- **Given request**: Answer with nothing except the number of lines that contain the word "dictation".

- **Data supplied**:

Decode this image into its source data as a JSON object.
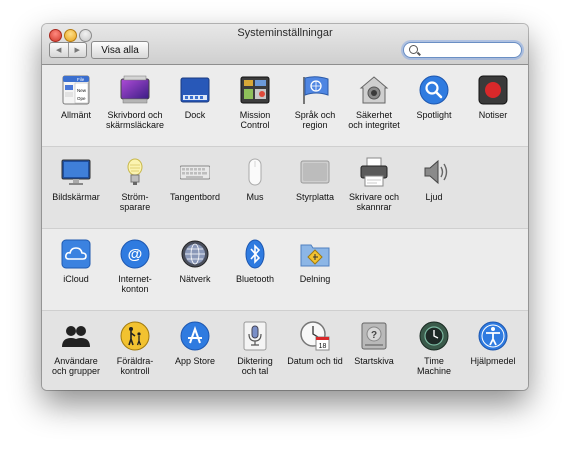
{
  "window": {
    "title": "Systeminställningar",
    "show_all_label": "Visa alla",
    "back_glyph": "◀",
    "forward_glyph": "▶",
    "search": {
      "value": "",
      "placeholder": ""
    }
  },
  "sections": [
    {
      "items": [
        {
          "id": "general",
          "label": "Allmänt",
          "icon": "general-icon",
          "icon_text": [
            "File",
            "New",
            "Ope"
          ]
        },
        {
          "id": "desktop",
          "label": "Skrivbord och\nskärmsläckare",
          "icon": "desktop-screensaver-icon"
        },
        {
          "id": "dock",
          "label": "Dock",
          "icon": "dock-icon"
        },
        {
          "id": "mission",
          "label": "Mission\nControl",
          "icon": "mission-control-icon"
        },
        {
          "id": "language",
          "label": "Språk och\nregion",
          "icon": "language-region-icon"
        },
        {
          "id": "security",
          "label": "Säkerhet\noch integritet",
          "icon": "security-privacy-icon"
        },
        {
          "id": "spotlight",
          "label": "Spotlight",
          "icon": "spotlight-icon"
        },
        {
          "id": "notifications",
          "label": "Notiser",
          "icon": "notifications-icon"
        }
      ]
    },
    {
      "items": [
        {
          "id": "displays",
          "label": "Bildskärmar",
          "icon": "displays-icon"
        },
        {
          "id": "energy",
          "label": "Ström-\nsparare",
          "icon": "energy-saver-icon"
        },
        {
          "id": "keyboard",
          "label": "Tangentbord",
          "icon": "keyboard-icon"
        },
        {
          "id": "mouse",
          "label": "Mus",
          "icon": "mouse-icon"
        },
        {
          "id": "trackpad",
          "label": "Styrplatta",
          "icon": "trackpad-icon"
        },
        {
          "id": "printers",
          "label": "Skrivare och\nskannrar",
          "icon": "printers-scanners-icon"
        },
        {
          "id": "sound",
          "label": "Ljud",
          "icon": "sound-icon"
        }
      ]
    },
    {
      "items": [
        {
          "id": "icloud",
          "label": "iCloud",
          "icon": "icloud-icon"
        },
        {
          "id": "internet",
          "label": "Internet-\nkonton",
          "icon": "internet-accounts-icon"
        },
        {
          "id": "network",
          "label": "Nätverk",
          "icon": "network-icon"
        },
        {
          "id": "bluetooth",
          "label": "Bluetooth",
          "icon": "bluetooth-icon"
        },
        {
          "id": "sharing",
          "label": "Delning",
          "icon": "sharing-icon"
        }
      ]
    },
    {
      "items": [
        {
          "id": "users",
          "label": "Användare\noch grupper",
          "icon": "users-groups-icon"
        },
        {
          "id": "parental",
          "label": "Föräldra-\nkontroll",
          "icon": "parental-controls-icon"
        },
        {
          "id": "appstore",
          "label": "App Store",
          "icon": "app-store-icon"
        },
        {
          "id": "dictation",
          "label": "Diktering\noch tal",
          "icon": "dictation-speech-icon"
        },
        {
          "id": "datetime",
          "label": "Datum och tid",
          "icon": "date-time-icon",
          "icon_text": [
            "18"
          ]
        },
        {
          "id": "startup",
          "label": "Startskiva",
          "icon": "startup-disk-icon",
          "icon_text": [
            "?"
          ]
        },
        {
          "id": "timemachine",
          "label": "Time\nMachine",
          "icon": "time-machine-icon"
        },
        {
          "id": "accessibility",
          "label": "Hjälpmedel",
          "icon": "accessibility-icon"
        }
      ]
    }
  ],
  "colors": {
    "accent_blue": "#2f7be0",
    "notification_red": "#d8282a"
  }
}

==

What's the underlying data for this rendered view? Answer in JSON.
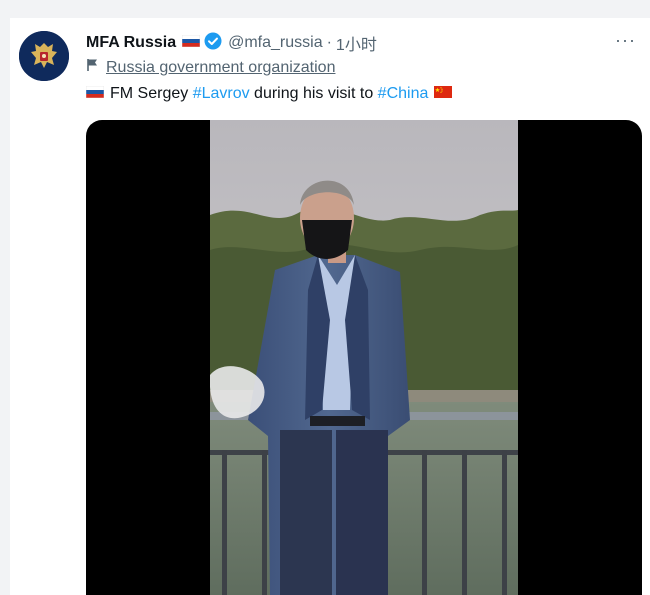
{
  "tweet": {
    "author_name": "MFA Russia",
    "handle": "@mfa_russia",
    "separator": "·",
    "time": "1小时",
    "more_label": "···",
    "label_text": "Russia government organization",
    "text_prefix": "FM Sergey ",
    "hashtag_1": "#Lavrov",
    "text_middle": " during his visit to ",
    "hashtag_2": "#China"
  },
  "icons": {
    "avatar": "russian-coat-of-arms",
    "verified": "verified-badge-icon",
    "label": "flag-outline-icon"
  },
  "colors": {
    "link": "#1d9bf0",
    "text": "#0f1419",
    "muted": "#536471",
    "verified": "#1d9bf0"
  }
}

- **Reply to the task**: 2